*Problem to solve*
Output every entry exactly as written, skipping any pictures.

*Listing*

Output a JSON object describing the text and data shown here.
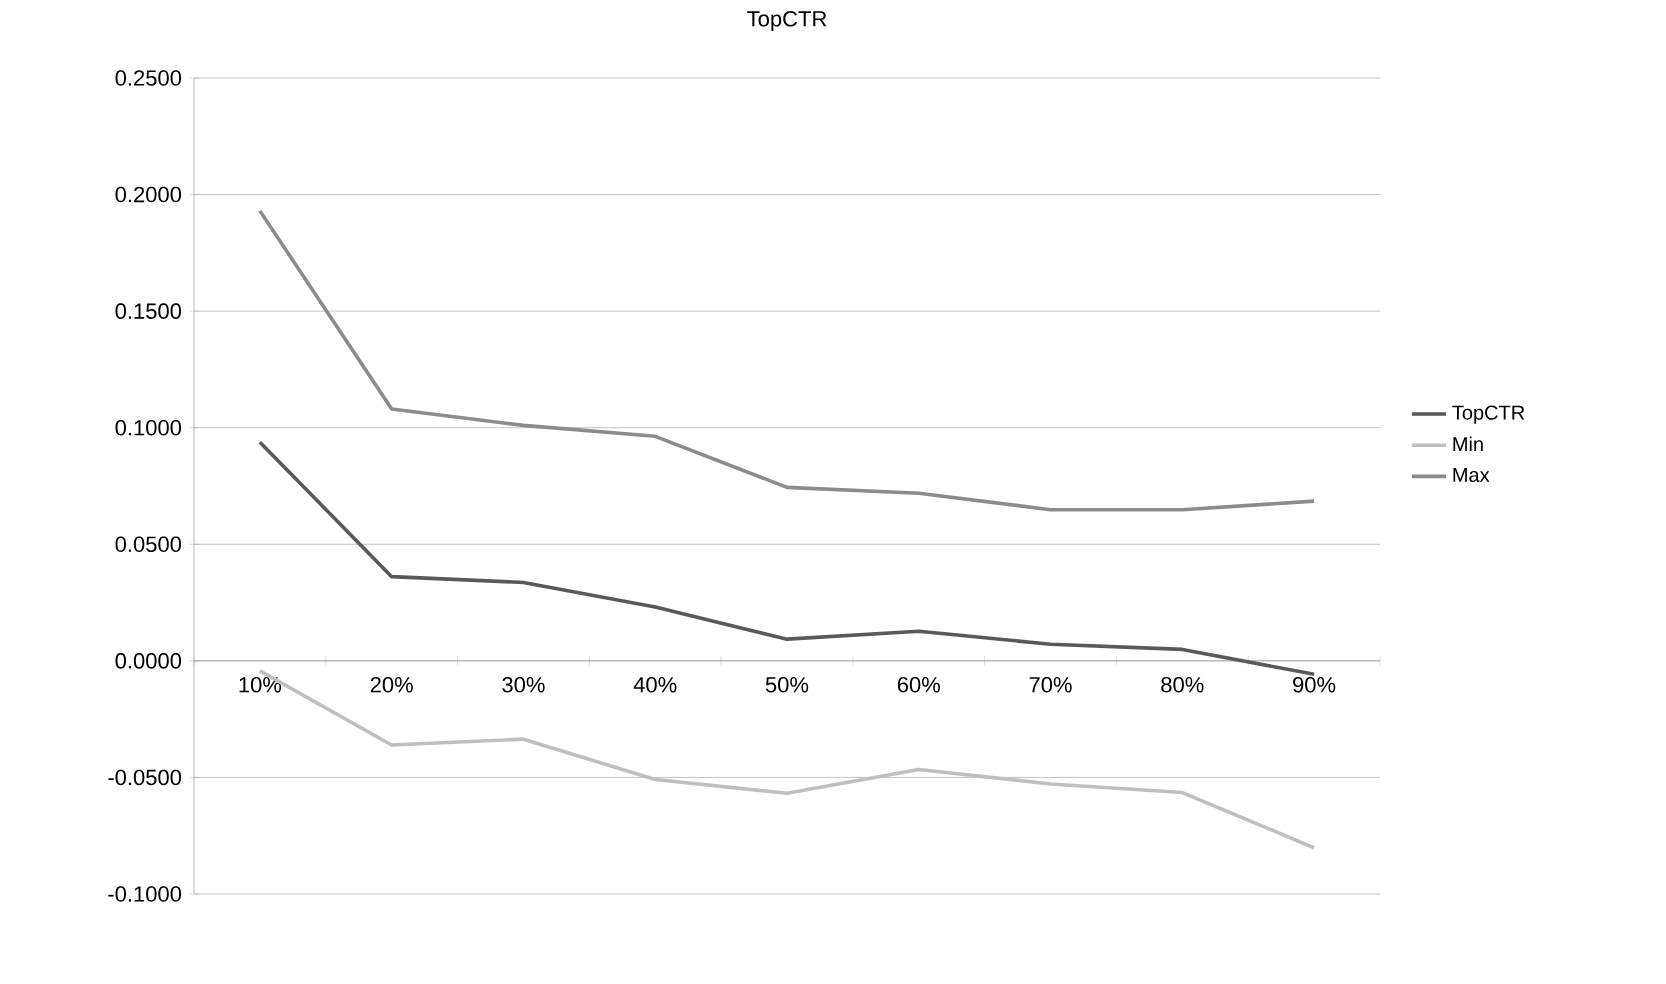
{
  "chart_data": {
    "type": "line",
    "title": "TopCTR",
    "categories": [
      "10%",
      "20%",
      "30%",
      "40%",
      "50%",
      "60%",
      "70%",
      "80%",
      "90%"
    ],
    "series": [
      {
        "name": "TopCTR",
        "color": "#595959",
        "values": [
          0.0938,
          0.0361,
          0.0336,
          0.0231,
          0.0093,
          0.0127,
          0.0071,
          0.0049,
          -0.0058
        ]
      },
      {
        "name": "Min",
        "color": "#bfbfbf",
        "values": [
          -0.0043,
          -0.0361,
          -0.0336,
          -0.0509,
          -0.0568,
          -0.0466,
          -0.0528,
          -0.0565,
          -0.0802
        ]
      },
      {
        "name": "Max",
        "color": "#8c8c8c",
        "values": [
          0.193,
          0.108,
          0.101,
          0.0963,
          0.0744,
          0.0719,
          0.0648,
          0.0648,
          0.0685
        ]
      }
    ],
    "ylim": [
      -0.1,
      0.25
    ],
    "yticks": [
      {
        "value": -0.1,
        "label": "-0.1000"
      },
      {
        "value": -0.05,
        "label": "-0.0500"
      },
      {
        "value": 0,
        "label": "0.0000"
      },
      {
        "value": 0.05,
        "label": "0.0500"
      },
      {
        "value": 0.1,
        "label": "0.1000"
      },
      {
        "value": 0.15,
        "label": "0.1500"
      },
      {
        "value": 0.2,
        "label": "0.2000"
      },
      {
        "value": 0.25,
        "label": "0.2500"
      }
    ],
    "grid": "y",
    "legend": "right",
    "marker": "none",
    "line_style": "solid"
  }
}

*Final result*
Output a JSON object describing the text and data shown here.
{
  "chart_data": {
    "type": "line",
    "title": "TopCTR",
    "categories": [
      "10%",
      "20%",
      "30%",
      "40%",
      "50%",
      "60%",
      "70%",
      "80%",
      "90%"
    ],
    "series": [
      {
        "name": "TopCTR",
        "color": "#595959",
        "values": [
          0.0938,
          0.0361,
          0.0336,
          0.0231,
          0.0093,
          0.0127,
          0.0071,
          0.0049,
          -0.0058
        ]
      },
      {
        "name": "Min",
        "color": "#bfbfbf",
        "values": [
          -0.0043,
          -0.0361,
          -0.0336,
          -0.0509,
          -0.0568,
          -0.0466,
          -0.0528,
          -0.0565,
          -0.0802
        ]
      },
      {
        "name": "Max",
        "color": "#8c8c8c",
        "values": [
          0.193,
          0.108,
          0.101,
          0.0963,
          0.0744,
          0.0719,
          0.0648,
          0.0648,
          0.0685
        ]
      }
    ],
    "ylim": [
      -0.1,
      0.25
    ],
    "yticks": [
      {
        "value": -0.1,
        "label": "-0.1000"
      },
      {
        "value": -0.05,
        "label": "-0.0500"
      },
      {
        "value": 0,
        "label": "0.0000"
      },
      {
        "value": 0.05,
        "label": "0.0500"
      },
      {
        "value": 0.1,
        "label": "0.1000"
      },
      {
        "value": 0.15,
        "label": "0.1500"
      },
      {
        "value": 0.2,
        "label": "0.2000"
      },
      {
        "value": 0.25,
        "label": "0.2500"
      }
    ],
    "grid": "y",
    "legend": "right",
    "marker": "none",
    "line_style": "solid"
  }
}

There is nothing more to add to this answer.